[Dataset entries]
::::::::

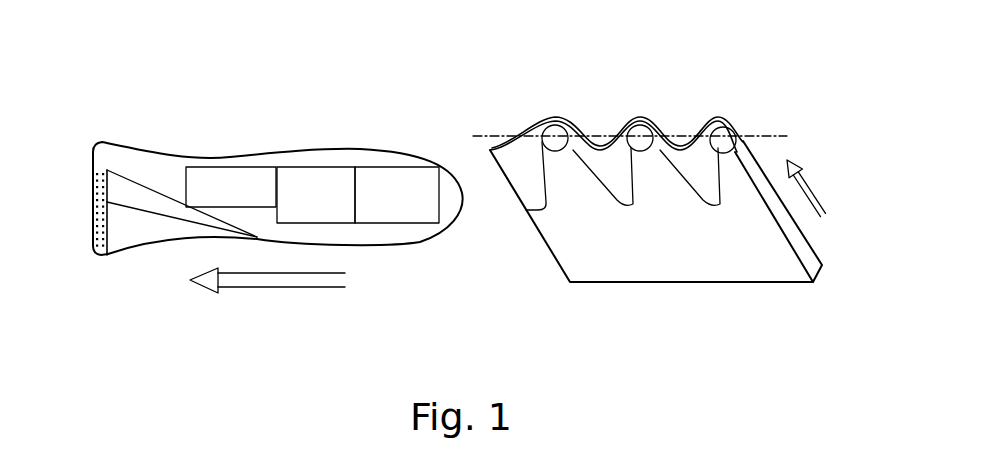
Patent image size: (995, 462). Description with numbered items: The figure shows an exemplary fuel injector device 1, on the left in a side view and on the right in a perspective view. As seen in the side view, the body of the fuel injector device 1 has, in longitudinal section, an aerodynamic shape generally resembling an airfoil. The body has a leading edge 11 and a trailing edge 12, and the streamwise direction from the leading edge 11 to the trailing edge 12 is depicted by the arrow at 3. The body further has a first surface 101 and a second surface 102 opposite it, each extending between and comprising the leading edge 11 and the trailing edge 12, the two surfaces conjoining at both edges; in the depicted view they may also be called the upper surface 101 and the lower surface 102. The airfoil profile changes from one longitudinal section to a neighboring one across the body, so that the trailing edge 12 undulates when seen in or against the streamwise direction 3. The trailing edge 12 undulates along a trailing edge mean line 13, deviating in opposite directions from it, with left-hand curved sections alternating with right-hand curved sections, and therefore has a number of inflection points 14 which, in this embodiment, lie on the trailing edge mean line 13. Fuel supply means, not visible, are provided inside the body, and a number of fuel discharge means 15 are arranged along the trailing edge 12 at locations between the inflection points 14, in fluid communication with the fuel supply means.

The fuel injector device 1 is at (350, 138).
The streamwise direction 3 is at (280, 287).
The leading edge 11 is at (468, 215).
The trailing edge 12 is at (83, 159).
The trailing edge mean line 13 is at (787, 137).
The inflection points 14 is at (92, 183).
The fuel discharge means 15 is at (90, 222).
The first surface 101 is at (213, 160).
The second surface 102 is at (134, 232).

::::::::

What you will do: Copy out every item above word for word, leaving out the pictures.

Response:
Patent image size: (995, 462). Description with numbered items: The figure shows an exemplary fuel injector device 1, on the left in a side view and on the right in a perspective view. As seen in the side view, the body of the fuel injector device 1 has, in longitudinal section, an aerodynamic shape generally resembling an airfoil. The body has a leading edge 11 and a trailing edge 12, and the streamwise direction from the leading edge 11 to the trailing edge 12 is depicted by the arrow at 3. The body further has a first surface 101 and a second surface 102 opposite it, each extending between and comprising the leading edge 11 and the trailing edge 12, the two surfaces conjoining at both edges; in the depicted view they may also be called the upper surface 101 and the lower surface 102. The airfoil profile changes from one longitudinal section to a neighboring one across the body, so that the trailing edge 12 undulates when seen in or against the streamwise direction 3. The trailing edge 12 undulates along a trailing edge mean line 13, deviating in opposite directions from it, with left-hand curved sections alternating with right-hand curved sections, and therefore has a number of inflection points 14 which, in this embodiment, lie on the trailing edge mean line 13. Fuel supply means, not visible, are provided inside the body, and a number of fuel discharge means 15 are arranged along the trailing edge 12 at locations between the inflection points 14, in fluid communication with the fuel supply means.

The fuel injector device 1 is at (350, 138).
The streamwise direction 3 is at (280, 287).
The leading edge 11 is at (468, 215).
The trailing edge 12 is at (83, 159).
The trailing edge mean line 13 is at (787, 137).
The inflection points 14 is at (92, 183).
The fuel discharge means 15 is at (90, 222).
The first surface 101 is at (213, 160).
The second surface 102 is at (134, 232).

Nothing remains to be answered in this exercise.